Polarization Like Never Before? Pshaw!

Repeated cluck-clucking in the foreign press about our Dem-Repub polarization falls just short of hypocritical.

More than once, I have recalled that during the Jefferson/John Adams years of our founding, nationally respected and admired gentlemen among the France-lovers and England-lovers would cross the street to avoid having to tip their hat to the opposition. The press, then, made no attempt to be neutral, or not to be personally scurrilous. Washington was labeled an incompetent and cowardly military commander. Jefferson was also called cowardly re a couple of incidents in his past of, apparently, leaving town when things were getting ugly.


Prior to the attack on Pearl Harbor, the mood of our country was isolationist and anti-British. Roosevelt is still criticized for his policies which led Japan to take us on and praised for his in-war resistance, sometimes successful, to Churchill's policies, all of which were designed to maintain the British Empire. Polarization was so extreme that American heroes like Lindberg were labeled fascist if the agreed with any anti-England stance taken by Germany or Italy. (Then and now, almost all of Continental Europe reflects that anti-England mindset. And Britain still, wisely, stands just aloof enough to maintain its separation, by not joining the euro-zone, for example.)

## GIVEN INFORMATION
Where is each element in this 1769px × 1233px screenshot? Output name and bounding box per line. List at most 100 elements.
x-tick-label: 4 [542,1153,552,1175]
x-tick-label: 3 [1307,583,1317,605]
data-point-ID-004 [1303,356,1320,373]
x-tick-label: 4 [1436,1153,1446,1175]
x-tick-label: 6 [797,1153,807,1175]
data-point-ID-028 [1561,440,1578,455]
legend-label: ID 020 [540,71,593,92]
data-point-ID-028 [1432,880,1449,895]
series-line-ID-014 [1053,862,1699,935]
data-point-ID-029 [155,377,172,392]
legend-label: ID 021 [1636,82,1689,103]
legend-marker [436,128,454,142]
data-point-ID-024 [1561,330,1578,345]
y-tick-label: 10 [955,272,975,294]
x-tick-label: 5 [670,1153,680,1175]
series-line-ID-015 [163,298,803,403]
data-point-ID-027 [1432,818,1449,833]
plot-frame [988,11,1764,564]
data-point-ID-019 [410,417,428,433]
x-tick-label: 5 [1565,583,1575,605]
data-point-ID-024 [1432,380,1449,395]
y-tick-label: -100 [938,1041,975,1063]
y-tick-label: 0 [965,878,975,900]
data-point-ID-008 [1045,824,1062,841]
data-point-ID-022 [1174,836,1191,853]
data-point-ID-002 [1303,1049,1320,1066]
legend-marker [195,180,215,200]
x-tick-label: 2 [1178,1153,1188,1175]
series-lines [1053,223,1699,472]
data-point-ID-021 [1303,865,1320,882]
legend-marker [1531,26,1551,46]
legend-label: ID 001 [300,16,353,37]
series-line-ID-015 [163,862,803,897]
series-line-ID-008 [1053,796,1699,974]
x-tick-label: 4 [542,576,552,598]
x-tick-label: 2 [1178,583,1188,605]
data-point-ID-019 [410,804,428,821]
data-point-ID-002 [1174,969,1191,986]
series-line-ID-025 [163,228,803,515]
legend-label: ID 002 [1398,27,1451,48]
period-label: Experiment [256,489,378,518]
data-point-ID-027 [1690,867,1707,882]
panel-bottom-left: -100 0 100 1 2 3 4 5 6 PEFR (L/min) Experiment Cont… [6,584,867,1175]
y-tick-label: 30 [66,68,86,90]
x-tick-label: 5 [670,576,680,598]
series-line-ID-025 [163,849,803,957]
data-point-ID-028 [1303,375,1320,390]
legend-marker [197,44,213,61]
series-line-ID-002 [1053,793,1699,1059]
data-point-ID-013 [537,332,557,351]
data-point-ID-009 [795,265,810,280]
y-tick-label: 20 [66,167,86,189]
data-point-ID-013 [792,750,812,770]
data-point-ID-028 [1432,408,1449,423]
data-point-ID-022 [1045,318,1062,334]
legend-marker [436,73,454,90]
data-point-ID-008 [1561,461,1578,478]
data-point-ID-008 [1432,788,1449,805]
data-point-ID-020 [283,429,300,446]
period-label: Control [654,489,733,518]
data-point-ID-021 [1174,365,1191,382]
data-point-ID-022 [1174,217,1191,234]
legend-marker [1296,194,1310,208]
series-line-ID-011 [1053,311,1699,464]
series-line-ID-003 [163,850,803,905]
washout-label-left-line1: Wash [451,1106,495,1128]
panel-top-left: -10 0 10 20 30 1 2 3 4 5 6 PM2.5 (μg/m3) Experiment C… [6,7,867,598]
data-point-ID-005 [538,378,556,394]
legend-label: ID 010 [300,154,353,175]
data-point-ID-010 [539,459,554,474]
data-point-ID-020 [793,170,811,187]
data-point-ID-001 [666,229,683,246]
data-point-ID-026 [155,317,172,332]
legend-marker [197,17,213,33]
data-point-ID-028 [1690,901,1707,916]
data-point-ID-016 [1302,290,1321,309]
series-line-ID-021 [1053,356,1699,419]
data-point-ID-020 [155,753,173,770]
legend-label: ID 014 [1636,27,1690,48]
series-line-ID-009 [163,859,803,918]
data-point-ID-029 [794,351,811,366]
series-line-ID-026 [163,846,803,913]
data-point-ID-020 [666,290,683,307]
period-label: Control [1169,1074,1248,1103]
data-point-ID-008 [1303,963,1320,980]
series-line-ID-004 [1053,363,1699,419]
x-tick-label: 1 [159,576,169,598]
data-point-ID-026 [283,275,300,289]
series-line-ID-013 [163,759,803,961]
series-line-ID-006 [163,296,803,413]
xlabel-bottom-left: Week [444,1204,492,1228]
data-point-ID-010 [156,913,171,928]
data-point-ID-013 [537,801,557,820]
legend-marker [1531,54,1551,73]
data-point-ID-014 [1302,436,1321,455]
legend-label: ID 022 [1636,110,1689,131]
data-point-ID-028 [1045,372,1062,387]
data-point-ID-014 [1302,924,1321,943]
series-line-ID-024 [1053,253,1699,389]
==
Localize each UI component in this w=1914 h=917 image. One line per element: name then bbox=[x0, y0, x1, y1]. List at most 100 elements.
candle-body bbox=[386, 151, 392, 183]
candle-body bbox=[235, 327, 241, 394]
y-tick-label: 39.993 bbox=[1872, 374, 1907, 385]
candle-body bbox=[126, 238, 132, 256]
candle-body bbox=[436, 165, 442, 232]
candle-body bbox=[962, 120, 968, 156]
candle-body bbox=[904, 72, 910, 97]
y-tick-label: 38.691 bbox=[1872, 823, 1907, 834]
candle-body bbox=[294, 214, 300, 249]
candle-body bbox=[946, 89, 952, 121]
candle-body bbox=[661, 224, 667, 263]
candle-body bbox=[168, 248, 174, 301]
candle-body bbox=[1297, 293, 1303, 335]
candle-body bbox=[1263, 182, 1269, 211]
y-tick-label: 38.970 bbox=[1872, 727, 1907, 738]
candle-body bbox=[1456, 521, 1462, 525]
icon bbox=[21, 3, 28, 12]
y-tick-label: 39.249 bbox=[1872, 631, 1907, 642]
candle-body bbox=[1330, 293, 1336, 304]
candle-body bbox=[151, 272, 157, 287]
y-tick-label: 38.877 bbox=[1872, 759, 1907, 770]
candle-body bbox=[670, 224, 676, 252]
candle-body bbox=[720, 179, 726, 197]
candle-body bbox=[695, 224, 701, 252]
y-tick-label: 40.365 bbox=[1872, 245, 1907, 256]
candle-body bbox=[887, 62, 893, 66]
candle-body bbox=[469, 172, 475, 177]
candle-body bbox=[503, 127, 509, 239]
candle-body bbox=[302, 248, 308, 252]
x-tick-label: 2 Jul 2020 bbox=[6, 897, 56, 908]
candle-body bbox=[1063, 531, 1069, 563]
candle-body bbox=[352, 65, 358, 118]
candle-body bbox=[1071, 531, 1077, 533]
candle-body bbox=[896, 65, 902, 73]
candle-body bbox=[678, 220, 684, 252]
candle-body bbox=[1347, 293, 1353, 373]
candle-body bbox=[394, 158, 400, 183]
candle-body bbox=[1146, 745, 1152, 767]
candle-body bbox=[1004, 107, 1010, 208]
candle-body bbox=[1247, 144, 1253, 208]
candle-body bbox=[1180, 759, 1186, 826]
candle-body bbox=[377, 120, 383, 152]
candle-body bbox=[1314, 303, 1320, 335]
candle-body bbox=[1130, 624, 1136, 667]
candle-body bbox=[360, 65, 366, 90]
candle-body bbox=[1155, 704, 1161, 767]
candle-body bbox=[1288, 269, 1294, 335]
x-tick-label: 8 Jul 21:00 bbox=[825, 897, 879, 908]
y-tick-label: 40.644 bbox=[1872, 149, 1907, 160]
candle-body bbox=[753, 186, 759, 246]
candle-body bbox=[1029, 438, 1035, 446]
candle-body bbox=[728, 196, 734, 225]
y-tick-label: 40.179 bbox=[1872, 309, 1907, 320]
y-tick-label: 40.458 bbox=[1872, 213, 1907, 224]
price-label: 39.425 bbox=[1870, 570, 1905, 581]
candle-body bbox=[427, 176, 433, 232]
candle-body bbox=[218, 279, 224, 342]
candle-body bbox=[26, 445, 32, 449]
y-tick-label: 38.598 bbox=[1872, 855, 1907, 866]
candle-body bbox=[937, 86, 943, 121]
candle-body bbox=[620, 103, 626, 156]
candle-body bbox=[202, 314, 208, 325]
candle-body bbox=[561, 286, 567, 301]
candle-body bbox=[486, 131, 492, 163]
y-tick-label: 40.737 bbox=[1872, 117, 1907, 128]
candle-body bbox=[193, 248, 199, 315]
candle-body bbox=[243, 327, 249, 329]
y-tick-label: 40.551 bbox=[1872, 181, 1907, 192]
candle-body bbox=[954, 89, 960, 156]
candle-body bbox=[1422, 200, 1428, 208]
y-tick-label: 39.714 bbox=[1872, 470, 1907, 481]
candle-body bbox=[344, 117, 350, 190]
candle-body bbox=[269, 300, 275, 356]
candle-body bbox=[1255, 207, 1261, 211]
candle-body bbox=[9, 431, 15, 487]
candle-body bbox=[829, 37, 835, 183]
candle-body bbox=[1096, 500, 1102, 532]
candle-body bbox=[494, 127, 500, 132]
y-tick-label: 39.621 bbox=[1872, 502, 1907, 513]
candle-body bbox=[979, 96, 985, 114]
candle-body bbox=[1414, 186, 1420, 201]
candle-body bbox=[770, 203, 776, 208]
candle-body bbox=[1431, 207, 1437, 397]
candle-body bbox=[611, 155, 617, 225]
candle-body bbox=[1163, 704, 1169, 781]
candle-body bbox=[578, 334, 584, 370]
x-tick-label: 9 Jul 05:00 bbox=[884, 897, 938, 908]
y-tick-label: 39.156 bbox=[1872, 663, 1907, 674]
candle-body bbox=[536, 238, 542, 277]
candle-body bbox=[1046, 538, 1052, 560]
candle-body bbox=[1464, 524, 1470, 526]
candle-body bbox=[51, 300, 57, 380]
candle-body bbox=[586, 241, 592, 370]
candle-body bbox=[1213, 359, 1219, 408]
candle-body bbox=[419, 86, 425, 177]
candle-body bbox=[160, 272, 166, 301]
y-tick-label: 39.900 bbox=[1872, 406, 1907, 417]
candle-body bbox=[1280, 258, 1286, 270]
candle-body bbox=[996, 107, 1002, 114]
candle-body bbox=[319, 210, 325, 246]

## EXERCISE INSTRUCTIONS
1. In the essay on American polarization, what did the press of the founding years call Washington?
2. Pick up the essay on American polarization after its last sentence and keep writing.
The material has nothing to do with the essay on American polarization.

## TASK RESULTS
1. An incompetent and cowardly military commander.

2.
In that context, repeated cluck-clucking in the foreign press about our Dem-Repub polarization falls just short of hypocritical. Most of the comments come from parliamentary democracies with proportional representation. So, a country has 4 to 9 parties, and they are forever forming and reforming coalitions. By the time the members of the latest coalition learn to work with each other, another "vote of confidence" dissolves it. Much more time is spent politicking than governing.
And how they love to evict a current prime minister. "Vote of confidence" is their "recall." That fits the philosophers' description of democracy as mob rule. Real world case: When President Truman fired Douglas MacArthur, I was among the millions who thought that, militarily, the General was right and the President was wrong but that Truman was right to assert civilian control over the military. Had there been a vote of confidence, Truman would have been kicked out.